# EXERCISE
Only the lines holding the string "file" are needed. Copy each one.

Dataset items:
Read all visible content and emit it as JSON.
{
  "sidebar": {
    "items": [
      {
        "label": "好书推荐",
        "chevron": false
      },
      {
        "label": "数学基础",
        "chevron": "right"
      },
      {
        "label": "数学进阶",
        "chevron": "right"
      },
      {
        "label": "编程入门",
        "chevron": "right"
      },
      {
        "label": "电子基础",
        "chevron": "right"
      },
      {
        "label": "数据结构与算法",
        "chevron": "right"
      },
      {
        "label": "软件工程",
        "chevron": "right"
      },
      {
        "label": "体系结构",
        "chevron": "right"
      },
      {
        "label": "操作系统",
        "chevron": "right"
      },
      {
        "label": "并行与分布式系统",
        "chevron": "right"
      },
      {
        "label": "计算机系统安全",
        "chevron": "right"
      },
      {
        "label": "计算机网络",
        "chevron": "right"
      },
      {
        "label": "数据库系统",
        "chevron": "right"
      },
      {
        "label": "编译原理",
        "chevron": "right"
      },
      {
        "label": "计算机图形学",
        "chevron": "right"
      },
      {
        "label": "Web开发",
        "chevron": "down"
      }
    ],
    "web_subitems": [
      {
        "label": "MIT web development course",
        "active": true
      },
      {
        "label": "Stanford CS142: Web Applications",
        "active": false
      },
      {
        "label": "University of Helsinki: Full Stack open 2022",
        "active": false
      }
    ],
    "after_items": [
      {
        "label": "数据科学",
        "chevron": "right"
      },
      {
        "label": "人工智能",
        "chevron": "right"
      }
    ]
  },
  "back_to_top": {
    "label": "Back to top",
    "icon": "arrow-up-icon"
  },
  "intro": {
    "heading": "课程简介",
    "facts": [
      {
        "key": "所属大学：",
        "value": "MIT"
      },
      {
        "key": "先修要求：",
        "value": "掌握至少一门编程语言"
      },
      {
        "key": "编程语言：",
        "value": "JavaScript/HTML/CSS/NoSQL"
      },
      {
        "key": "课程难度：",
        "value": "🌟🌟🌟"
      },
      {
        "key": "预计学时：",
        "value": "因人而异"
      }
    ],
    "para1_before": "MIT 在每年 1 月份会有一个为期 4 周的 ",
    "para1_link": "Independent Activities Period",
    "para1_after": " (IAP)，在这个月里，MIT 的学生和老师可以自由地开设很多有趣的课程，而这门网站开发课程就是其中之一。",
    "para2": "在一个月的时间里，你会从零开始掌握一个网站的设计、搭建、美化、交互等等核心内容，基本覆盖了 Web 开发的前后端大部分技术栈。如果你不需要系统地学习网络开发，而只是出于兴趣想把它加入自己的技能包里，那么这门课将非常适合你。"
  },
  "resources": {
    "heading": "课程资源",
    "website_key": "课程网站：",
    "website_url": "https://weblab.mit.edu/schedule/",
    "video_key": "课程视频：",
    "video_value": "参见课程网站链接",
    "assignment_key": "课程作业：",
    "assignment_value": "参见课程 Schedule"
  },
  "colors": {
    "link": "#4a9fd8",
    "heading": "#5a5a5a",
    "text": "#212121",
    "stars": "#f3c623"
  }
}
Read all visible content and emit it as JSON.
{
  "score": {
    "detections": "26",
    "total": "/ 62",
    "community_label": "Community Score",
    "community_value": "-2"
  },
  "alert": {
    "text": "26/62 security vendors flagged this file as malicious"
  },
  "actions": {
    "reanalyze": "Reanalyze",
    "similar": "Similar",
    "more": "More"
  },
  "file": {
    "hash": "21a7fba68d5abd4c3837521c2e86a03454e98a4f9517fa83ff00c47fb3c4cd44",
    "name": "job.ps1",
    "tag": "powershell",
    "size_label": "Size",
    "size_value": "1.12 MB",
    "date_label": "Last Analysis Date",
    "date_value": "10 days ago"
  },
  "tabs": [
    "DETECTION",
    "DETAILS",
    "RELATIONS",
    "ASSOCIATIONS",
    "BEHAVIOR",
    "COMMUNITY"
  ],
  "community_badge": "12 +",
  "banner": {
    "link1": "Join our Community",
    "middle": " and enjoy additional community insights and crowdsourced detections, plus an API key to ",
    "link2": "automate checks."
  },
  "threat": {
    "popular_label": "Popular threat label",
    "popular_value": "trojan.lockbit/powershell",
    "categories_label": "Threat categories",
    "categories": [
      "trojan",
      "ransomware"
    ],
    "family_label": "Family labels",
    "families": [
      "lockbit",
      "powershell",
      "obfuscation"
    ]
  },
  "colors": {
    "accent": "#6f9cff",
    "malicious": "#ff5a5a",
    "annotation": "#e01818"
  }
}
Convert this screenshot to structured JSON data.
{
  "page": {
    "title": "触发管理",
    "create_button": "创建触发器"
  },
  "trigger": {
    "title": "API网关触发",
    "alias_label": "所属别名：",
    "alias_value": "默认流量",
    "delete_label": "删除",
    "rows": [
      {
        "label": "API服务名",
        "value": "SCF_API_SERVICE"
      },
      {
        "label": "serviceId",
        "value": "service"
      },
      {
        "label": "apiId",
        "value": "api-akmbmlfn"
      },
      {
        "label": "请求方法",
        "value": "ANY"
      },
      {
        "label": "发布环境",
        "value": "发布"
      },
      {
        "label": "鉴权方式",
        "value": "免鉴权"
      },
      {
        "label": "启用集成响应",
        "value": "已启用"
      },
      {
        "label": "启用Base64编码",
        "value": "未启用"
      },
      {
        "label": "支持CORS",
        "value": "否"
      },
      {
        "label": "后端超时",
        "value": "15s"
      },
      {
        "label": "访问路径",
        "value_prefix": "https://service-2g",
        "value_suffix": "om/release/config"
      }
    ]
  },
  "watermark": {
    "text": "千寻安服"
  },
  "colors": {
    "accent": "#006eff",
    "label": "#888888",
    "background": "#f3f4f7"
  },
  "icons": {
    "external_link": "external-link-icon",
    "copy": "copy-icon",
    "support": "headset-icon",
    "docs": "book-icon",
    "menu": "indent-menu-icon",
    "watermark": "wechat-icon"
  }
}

==

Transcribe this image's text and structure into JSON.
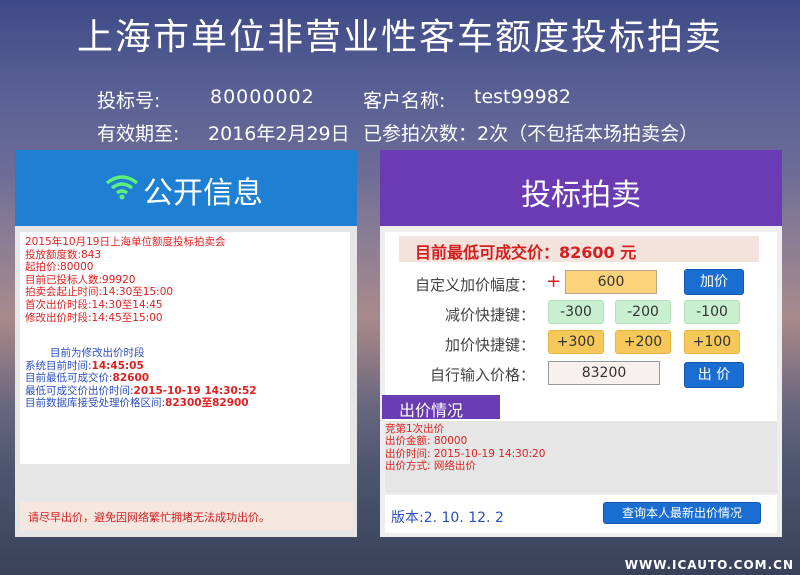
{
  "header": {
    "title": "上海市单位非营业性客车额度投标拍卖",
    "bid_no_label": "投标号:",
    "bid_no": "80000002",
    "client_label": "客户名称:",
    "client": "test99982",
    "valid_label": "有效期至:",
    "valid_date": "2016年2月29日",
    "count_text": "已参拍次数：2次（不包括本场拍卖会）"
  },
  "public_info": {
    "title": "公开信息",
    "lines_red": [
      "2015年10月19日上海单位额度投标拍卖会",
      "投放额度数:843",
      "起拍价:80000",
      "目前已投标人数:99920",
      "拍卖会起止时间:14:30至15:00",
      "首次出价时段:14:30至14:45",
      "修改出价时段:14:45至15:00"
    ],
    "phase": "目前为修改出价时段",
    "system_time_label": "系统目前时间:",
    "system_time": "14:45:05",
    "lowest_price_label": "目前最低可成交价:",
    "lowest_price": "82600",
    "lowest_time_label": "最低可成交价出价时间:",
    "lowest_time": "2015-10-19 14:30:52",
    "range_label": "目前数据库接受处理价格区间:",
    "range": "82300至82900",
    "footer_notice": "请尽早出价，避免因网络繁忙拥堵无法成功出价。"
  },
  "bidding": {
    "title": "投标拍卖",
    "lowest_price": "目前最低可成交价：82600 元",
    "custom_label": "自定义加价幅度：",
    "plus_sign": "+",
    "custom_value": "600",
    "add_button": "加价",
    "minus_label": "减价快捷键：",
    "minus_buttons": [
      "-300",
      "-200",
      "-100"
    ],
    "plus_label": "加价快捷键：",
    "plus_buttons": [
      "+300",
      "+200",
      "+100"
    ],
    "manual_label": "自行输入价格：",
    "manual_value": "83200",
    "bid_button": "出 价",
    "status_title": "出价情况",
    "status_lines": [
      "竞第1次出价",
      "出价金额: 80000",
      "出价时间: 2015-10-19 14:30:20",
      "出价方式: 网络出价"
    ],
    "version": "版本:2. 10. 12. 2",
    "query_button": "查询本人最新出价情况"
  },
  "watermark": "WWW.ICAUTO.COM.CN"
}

...

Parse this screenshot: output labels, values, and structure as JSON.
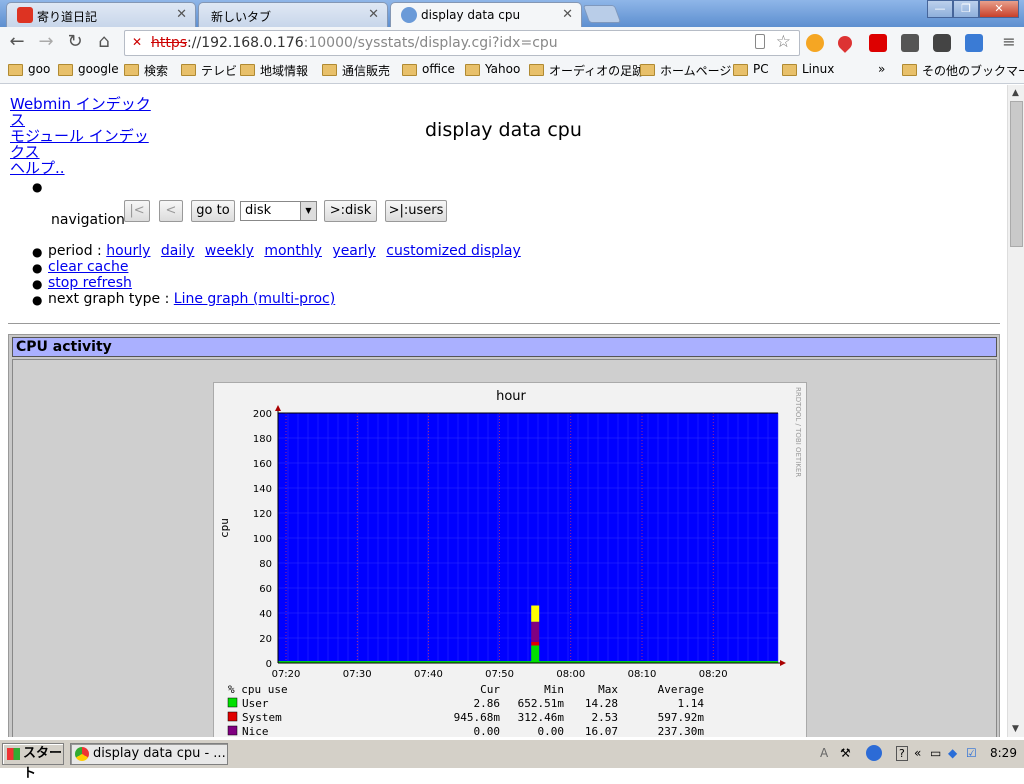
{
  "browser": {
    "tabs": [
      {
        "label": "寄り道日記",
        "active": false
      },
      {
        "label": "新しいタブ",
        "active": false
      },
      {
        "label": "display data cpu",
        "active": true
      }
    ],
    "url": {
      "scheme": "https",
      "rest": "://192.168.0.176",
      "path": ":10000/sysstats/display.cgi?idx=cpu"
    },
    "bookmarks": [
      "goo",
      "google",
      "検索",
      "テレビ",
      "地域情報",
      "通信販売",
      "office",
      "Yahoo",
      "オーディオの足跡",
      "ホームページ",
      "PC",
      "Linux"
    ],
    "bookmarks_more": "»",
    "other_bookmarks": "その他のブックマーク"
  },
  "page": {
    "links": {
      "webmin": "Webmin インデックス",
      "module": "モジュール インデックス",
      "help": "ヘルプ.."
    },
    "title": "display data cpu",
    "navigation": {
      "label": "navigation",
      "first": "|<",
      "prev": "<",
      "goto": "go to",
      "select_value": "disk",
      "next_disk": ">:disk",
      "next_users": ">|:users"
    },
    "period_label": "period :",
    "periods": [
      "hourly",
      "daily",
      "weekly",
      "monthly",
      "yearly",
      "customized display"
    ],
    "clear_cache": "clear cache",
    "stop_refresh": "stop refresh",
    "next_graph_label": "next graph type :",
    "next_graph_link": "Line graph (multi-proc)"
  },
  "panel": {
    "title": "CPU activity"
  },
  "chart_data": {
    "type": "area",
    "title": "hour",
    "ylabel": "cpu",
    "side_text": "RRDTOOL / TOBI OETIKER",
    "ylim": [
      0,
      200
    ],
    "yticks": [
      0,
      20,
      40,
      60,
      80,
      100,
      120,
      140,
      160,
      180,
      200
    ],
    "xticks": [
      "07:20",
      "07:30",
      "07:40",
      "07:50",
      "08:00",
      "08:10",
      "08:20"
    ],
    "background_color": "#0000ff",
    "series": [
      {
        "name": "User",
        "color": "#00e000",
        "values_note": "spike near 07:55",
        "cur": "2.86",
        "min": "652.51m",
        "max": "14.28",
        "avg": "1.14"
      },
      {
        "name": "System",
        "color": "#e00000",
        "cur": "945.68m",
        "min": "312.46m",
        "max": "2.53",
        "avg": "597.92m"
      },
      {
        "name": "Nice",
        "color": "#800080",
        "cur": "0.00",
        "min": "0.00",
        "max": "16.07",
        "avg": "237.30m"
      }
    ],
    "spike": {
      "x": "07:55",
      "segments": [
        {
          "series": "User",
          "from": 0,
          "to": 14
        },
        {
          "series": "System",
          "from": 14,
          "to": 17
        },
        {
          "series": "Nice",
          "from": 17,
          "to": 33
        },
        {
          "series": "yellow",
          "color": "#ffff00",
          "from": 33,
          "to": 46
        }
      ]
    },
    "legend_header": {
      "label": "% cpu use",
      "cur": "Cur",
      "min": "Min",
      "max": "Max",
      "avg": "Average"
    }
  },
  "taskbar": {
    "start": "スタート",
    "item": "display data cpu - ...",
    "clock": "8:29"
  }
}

# ANSWER FOR THE TASK
    "text": "26/62 security vendors flagged this file as malicious"
  "file": {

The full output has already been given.